## Source excerpt
## start
Works with other technologists and analysts to integrate and separate data feeds in order to map, produce, transform, and test new scalable data products that meet user needs. Has a demonstrable understanding of how to expose data from systems (e.g. through APIs), link data from multiple systems and deliver streaming services. Works with other technologists and analysts to understand and make use of different types of data models. Understands and can make use of different data engineering tools for repeatable data processing and is able to compare between different data models. Understands how to build scalable machine learning pipelines and combine feature engineering with optimisation methods to improve the data product performance.

Programming and build

Uses a range of coding practices to build scalable data products that can be used by strategic or operational users and can be further integrated into business systems. Works with technologists to design, create, test and document these data products. Works in accordance with agreed software development standards including consideration for security, accessibility and version control.

Levels of Mastery Detailed Definitions for Technical Capabilities

Mastery level

Description

Developing data science capability Awareness Develops their data science skills and knowledge through line management directed and self-directed learning. Shares their learning through the team when appropriate. Supports the cross government Data Science community.
Working Develops their data science knowledge through self-directed learning and shares their learning through the team when appropriate. Identifies professional development opportunities for Data Scientists.
Practitioner Promotes and monitors continuous professional development within their organisation. Develops knowledge of cutting-edge techniques and shares knowledge. Propagates data science capability across their organisation.
Expert Advocates the importance of continuous learning to data science team and propagates data science capability to the wider organisation and into industry. Is a role model of best practice through demonstration of their own self-directed learning.
Data Science Innovation Awareness Displays intellectual curiosity and has some awareness of innovation and emerging trends in industry.
Working Displays intellectual curiosity and proactively explores areas of innovation. Can identify the business value for innovations within their team.
Practitioner Displays strong intellectual curiosity and proactively explores areas of innovation. Can identify the business value for innovations within their organisation.
Expert Is a thought leader in their organisation. Predicts future areas of innovation and can show how it can be applied to their organisation and wider government.
Applied mathematics, statistics and scientific practices Awareness Understands the theoretical basis for applied practices and is beginning to be able to apply the theory to practical examples.
Working Has broad knowledge of how and when to practically apply existing best practice solutions.
Practitioner Understands and can help teams apply a range of practices and developing deeper expertise on a narrower range of specialisms. Starts to apply emerging theory to practical situations.
Expert Understands, teaches and supervises a wide range of practices although may have deep expertise on a narrower range of specialisms. Able to apply emerging theory to practical situations.
Understanding Analysis Across the Life Cycle Awareness Is aware of the need for careful analysis of data to produce clear insights.
Working Understands and can work with colleagues to apply core techniques for analysis and providing insight. Presents clear insights that colleagues can understand and use.
## end
## Exercise requirements
Repeat, word for word, the part of the data science skills text that opens with the words containing "Expert Is a" and closes with "to practical examples.".

Annotations of layout elements:
## start
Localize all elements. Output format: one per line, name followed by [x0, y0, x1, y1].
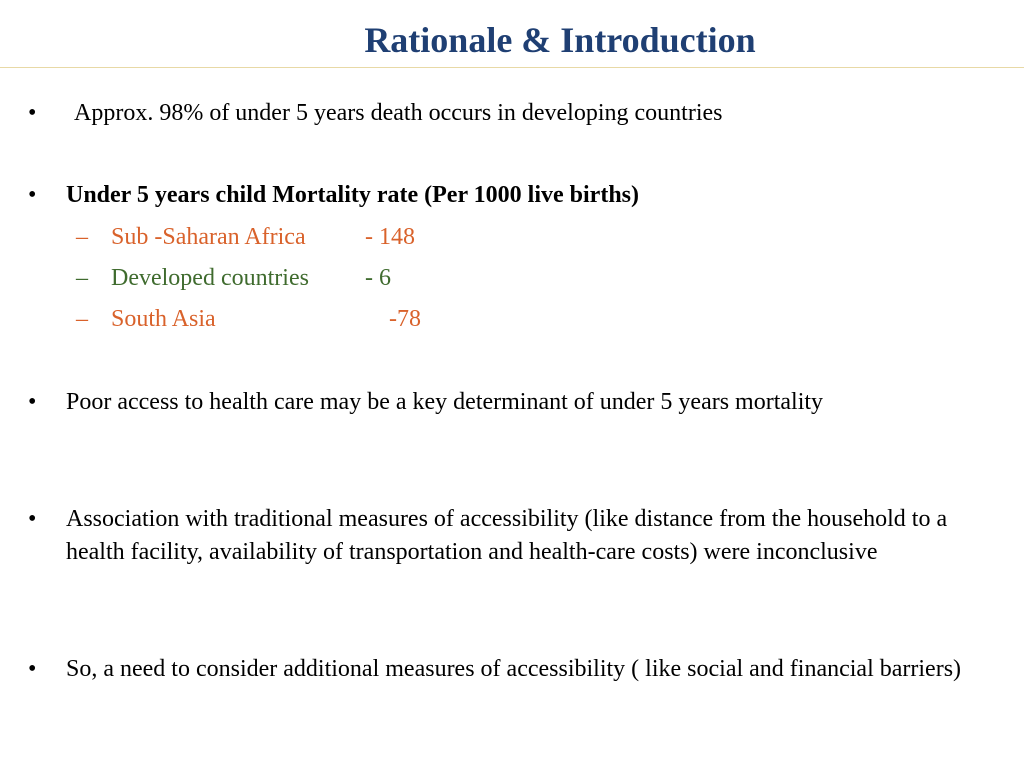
bullet-text: Under 5 years child Mortality rate (Per 1000 live births) — [66, 182, 639, 208]
bullet-text: Association with traditional measures of accessibility (like distance from the household to a health facility, availability of transportation and health-care costs) were inconclusive — [66, 506, 948, 565]
slide-title: Rationale & Introduction — [364, 20, 756, 60]
bullet-text: So, a need to consider additional measures of accessibility ( like social and financial barriers) — [66, 656, 962, 682]
sub-marker: – — [76, 306, 88, 332]
bullet-marker: • — [28, 506, 37, 532]
sub-item-label: Sub -Saharan Africa — [111, 224, 306, 250]
sub-marker: – — [76, 265, 88, 291]
bullet-marker: • — [28, 182, 37, 208]
bullet-marker: • — [28, 100, 37, 126]
bullet-marker: • — [28, 389, 37, 415]
sub-item-label: South Asia — [111, 306, 216, 332]
sub-item-value: - 148 — [365, 224, 415, 250]
bullet-text: Approx. 98% of under 5 years death occurs in developing countries — [74, 100, 723, 126]
sub-item-value: - 6 — [365, 265, 391, 291]
sub-marker: – — [76, 224, 88, 250]
sub-item-label: Developed countries — [111, 265, 309, 291]
sub-item-value: -78 — [389, 306, 421, 332]
bullet-marker: • — [28, 656, 37, 682]
bullet-text: Poor access to health care may be a key determinant of under 5 years mortality — [66, 389, 824, 415]
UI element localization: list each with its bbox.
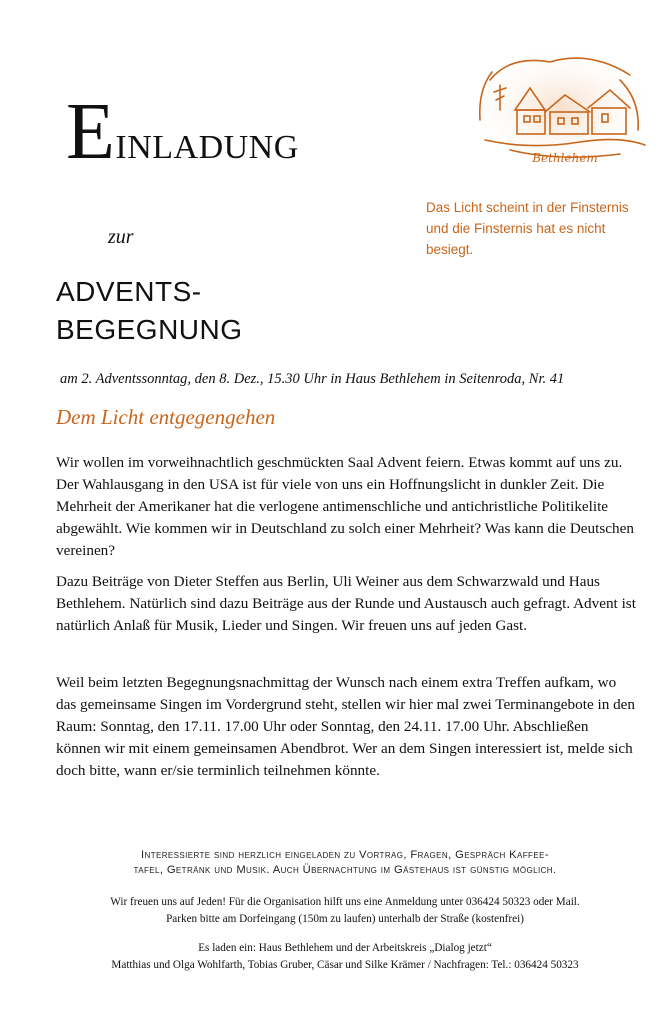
## end
## Answer in full
Expert Is a thought leader in their organisation. Predicts future areas of innovation and can show how it can be applied to their organisation and wider government.
Applied mathematics, statistics and scientific practices Awareness Understands the theoretical basis for applied practices and is beginning to be able to apply the theory to practical examples.